Stated problem | Report back each line of the records that contains the string "eius".

Data for this exercise |

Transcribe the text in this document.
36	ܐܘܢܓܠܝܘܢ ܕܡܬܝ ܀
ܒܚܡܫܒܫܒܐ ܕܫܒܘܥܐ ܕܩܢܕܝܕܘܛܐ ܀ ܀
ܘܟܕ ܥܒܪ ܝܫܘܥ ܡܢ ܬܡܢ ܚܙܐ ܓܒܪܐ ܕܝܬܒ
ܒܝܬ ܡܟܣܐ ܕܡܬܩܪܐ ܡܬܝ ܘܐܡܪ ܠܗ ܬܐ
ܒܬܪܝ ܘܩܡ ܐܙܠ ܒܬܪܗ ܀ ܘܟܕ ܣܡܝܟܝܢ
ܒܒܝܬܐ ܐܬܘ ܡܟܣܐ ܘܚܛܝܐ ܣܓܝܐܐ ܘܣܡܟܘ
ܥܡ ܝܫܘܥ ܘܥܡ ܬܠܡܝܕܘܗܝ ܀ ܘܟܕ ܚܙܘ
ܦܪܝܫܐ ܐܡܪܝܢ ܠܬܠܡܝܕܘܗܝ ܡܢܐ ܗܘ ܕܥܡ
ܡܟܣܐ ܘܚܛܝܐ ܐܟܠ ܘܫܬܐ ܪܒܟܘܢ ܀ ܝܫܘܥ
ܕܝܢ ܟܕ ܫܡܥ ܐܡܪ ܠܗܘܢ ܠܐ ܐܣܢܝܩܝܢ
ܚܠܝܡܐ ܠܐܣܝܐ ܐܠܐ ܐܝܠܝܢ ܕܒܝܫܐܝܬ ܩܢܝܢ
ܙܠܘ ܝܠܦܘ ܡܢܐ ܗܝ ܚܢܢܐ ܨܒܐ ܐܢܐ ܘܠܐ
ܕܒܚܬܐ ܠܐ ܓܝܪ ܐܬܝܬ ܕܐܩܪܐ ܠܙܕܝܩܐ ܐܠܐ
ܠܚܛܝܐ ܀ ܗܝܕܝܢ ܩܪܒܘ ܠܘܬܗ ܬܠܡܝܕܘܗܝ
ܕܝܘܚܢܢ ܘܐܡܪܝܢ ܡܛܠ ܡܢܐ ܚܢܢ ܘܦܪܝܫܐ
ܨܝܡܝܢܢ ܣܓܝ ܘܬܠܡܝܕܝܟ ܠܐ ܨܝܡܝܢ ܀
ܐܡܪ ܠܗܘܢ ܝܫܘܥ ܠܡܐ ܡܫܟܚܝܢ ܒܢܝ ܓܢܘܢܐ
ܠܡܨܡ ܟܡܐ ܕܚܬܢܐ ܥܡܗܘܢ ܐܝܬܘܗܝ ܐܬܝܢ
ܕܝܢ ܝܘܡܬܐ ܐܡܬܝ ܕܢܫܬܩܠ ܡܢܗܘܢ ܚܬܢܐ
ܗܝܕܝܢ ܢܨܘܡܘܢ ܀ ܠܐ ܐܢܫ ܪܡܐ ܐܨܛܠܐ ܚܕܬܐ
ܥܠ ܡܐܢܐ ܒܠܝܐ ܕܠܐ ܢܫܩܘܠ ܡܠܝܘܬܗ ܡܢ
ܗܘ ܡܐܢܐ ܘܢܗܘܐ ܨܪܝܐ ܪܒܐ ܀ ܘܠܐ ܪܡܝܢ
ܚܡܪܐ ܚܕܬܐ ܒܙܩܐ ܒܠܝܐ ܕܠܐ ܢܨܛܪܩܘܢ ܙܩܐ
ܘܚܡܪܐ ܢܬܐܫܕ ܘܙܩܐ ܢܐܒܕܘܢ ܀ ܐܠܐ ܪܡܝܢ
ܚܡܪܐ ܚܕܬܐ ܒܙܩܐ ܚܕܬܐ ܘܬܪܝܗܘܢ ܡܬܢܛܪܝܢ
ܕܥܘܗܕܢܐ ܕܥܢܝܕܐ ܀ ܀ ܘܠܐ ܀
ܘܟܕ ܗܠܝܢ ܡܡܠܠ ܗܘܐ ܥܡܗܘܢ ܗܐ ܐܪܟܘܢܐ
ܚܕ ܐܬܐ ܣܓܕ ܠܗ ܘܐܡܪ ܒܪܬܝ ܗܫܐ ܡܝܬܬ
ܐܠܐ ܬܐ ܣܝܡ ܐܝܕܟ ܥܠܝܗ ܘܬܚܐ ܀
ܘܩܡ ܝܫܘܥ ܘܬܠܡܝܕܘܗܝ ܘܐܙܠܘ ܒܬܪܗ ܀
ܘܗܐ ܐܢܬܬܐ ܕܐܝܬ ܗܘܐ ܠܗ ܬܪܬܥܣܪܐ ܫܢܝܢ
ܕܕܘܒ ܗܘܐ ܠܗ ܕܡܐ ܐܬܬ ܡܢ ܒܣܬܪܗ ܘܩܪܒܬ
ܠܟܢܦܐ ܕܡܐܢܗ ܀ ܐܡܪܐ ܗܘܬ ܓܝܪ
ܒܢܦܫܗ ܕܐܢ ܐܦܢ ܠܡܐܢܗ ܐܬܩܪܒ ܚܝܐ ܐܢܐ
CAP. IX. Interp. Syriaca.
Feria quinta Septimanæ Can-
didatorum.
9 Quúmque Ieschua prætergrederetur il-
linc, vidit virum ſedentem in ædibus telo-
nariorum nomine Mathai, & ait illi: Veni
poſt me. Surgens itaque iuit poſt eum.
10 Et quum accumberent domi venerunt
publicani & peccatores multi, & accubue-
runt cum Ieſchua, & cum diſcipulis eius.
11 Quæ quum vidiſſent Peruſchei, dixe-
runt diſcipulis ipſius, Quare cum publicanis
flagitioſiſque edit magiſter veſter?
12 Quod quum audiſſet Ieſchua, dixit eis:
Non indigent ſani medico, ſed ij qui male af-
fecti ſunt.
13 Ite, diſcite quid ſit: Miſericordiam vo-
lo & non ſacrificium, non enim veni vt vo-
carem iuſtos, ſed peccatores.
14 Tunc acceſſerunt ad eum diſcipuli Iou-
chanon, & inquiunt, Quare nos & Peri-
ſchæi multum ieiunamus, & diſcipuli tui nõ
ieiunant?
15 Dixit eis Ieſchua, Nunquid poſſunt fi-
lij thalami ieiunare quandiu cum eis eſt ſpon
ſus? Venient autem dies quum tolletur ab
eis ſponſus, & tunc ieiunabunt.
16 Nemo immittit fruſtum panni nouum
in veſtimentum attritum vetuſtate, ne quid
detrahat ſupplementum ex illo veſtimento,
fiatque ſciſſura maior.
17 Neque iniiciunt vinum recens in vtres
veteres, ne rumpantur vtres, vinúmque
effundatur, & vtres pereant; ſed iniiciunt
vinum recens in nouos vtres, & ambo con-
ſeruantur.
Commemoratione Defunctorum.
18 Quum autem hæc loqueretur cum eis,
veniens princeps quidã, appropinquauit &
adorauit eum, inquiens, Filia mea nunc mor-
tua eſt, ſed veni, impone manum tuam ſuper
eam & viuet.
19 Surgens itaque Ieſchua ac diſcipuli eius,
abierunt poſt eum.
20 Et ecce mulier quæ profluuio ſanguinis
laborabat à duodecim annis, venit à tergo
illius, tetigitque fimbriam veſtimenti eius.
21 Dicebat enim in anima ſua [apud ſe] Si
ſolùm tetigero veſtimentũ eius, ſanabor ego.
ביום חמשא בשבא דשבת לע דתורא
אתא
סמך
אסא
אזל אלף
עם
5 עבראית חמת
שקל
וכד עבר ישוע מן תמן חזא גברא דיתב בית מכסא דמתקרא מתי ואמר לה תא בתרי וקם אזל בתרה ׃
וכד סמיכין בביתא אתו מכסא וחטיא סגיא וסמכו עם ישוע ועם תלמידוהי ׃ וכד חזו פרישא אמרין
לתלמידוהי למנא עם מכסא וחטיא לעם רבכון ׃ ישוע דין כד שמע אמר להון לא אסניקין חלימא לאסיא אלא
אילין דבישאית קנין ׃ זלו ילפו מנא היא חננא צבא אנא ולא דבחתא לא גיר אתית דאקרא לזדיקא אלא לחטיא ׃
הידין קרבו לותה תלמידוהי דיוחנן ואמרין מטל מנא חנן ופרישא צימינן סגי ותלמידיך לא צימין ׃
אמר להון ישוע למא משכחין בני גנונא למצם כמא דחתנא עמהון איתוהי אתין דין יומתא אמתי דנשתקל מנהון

Exercise output |
runt cum Ieſchua, & cum diſcipulis eius.
19 Surgens itaque Ieſchua ac diſcipuli eius,
illius, tetigitque fimbriam veſtimenti eius.
ſolùm tetigero veſtimentũ eius, ſanabor ego.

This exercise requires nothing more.